**Collected data entries:**
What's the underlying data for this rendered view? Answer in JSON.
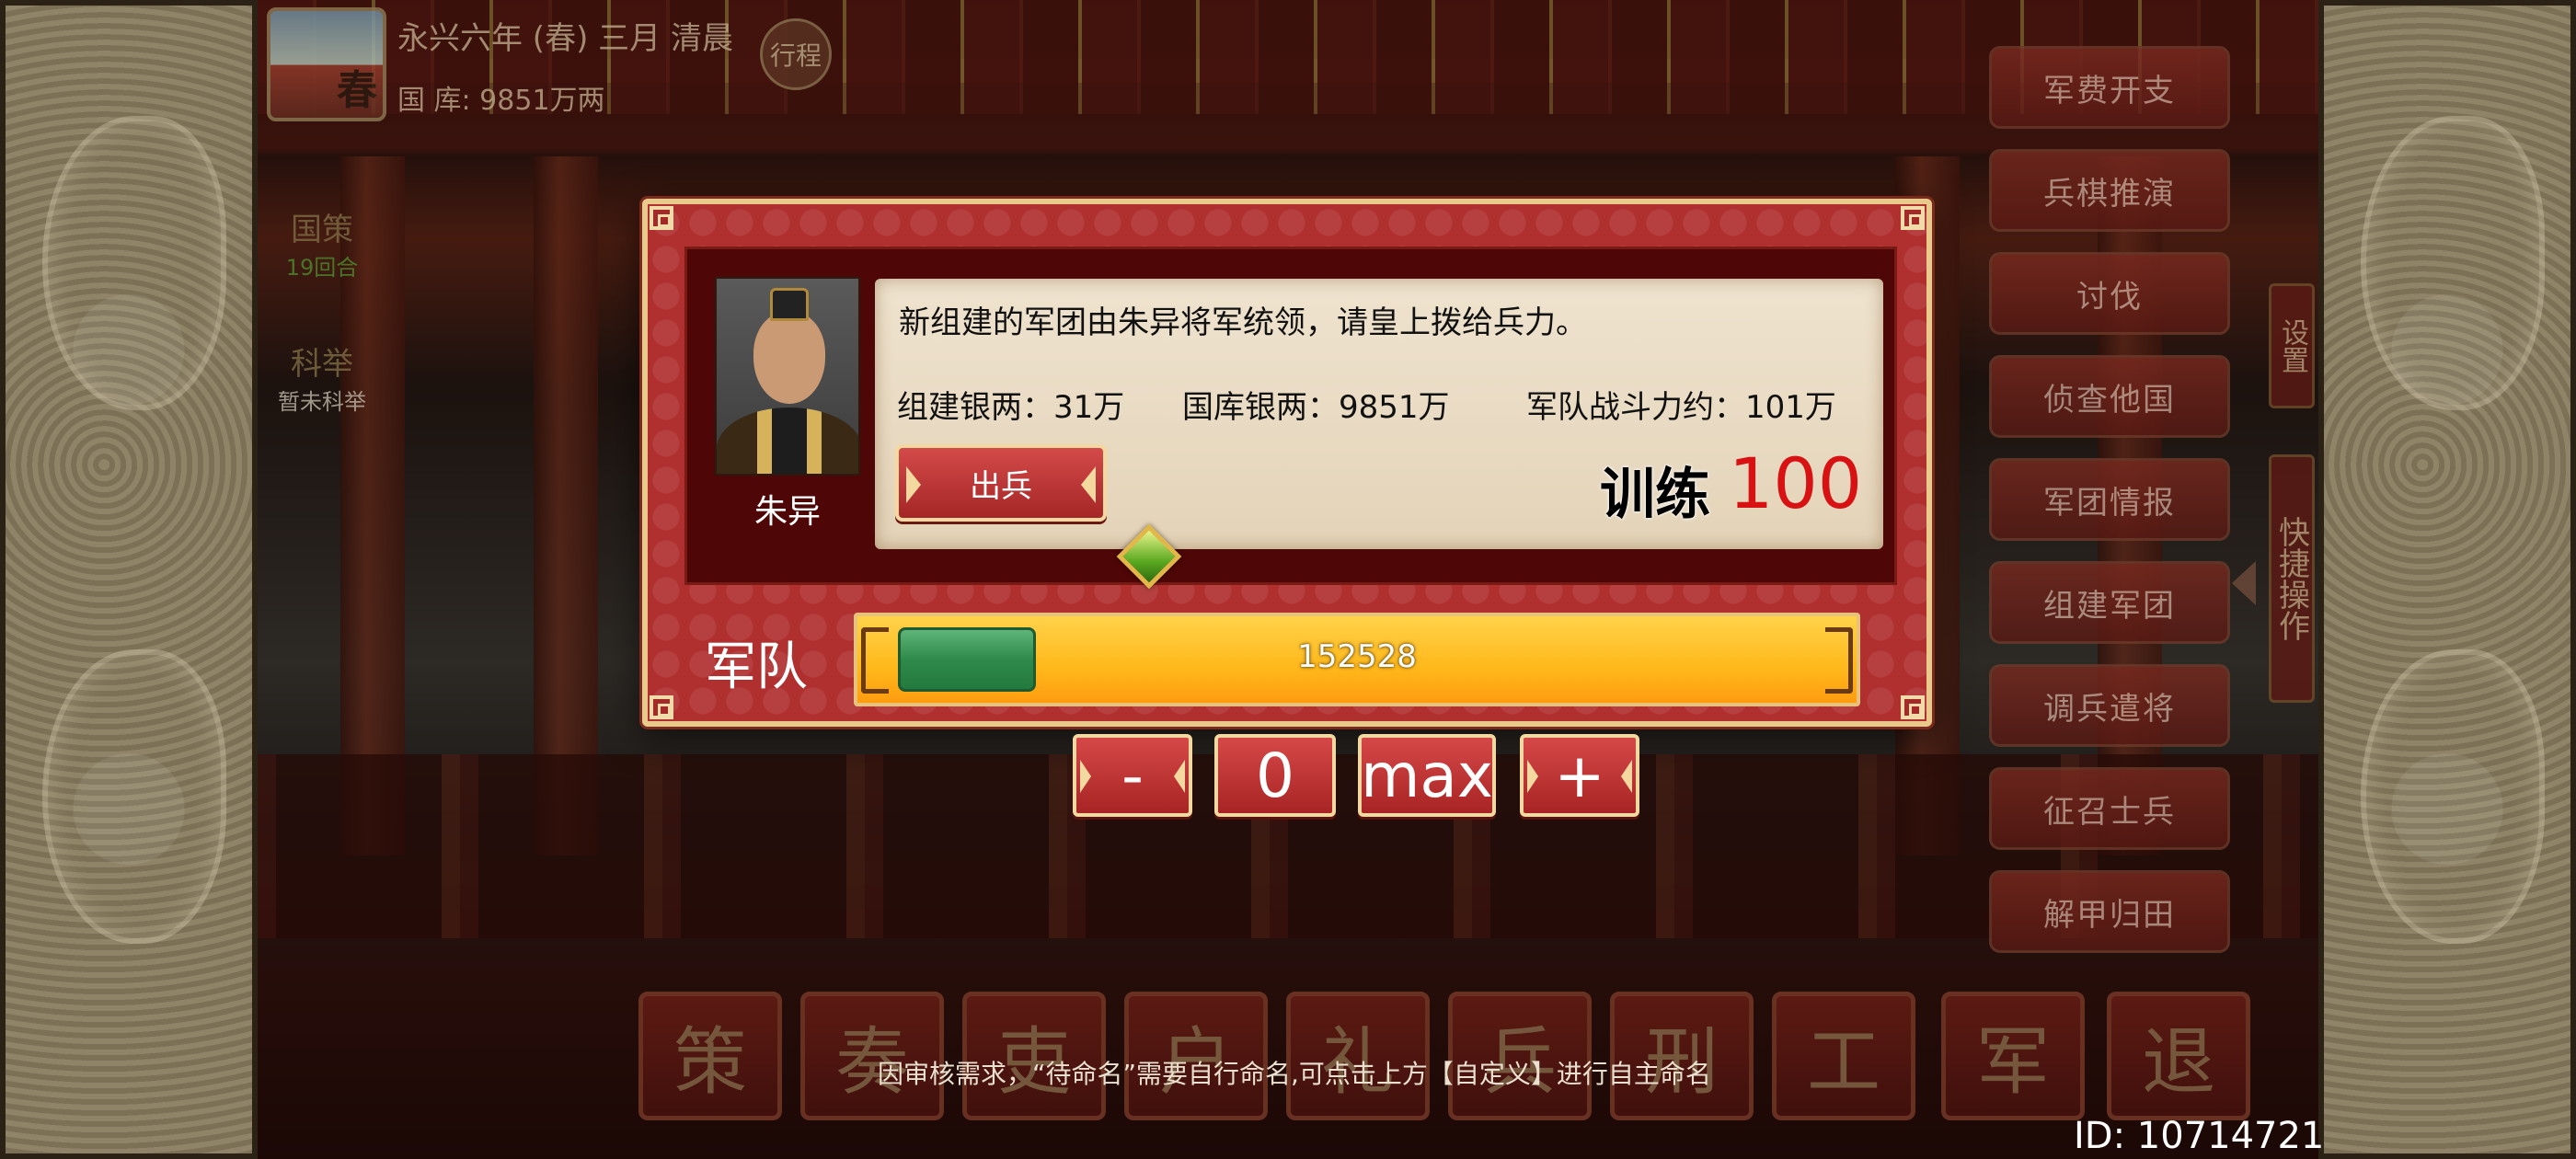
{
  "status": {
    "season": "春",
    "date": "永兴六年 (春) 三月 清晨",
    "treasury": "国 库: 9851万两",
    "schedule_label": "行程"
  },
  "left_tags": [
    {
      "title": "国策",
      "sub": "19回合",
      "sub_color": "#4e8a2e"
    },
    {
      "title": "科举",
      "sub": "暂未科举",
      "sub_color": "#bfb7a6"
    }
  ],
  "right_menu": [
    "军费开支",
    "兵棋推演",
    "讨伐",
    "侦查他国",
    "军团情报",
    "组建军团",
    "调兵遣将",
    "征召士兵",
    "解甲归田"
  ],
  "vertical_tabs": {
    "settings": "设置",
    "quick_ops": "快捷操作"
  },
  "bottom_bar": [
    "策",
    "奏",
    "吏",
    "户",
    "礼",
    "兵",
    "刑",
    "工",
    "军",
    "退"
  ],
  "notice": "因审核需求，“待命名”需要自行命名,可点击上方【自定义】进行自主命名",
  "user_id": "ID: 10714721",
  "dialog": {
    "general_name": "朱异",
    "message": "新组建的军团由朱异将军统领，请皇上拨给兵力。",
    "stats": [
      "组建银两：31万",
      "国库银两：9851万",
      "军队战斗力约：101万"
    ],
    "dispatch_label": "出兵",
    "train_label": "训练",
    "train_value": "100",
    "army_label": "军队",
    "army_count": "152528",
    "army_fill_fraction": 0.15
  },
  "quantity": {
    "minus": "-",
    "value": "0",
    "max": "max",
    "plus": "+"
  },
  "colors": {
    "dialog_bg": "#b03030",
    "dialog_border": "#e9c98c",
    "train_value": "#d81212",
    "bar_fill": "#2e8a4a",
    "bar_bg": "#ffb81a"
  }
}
--
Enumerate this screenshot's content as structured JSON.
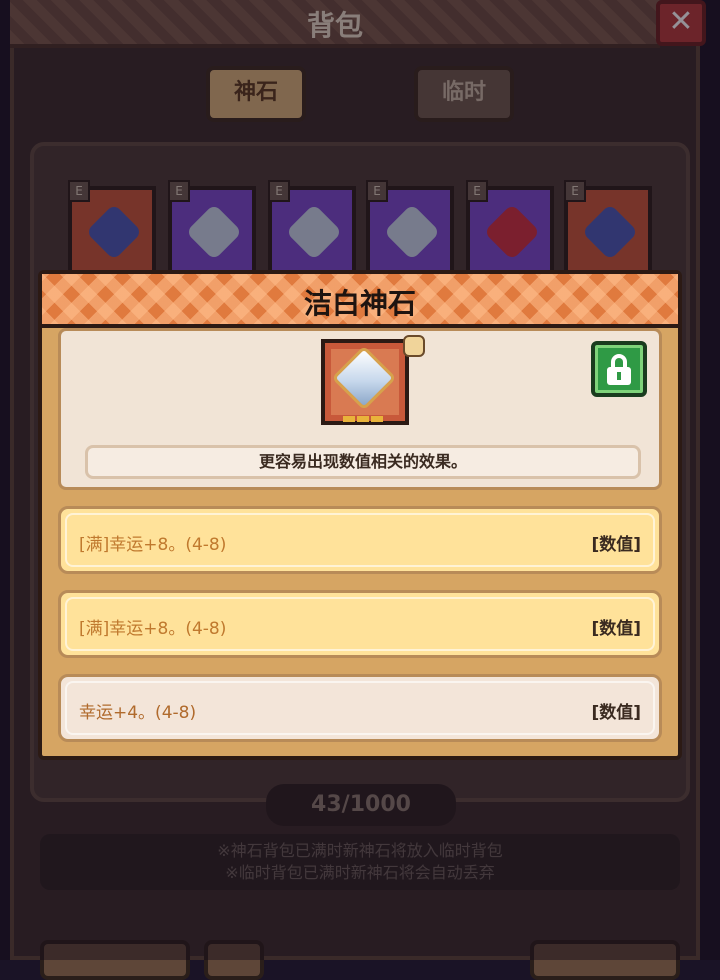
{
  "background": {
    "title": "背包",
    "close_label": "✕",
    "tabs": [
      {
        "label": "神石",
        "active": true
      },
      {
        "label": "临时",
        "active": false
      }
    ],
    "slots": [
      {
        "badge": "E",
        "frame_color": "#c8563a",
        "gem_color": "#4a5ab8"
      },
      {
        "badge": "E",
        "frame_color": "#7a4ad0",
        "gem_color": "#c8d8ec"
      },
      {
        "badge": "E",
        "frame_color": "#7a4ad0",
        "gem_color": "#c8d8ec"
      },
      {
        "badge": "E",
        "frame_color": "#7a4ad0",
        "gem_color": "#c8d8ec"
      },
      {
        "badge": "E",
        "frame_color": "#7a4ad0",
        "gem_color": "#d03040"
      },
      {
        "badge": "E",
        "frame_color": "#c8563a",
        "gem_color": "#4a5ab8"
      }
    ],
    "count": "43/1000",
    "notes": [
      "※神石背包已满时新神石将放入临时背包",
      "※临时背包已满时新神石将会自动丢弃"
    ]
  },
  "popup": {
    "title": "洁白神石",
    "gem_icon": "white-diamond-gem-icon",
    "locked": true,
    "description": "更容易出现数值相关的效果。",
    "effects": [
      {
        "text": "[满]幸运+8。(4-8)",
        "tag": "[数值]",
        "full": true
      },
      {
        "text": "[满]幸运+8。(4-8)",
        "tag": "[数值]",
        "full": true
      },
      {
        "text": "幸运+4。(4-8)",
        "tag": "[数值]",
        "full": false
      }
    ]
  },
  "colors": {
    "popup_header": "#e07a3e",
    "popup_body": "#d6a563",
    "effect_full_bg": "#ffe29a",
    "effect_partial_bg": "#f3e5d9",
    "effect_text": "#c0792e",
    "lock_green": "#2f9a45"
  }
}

**WORK TO COMPLETE:** Pick out all lines containing the string "JSON".

**REPLY TO THE EXERCISE:**
What's the underlying data for this rendered view? Answer in JSON.
Enumerate this screenshot's content as structured JSON.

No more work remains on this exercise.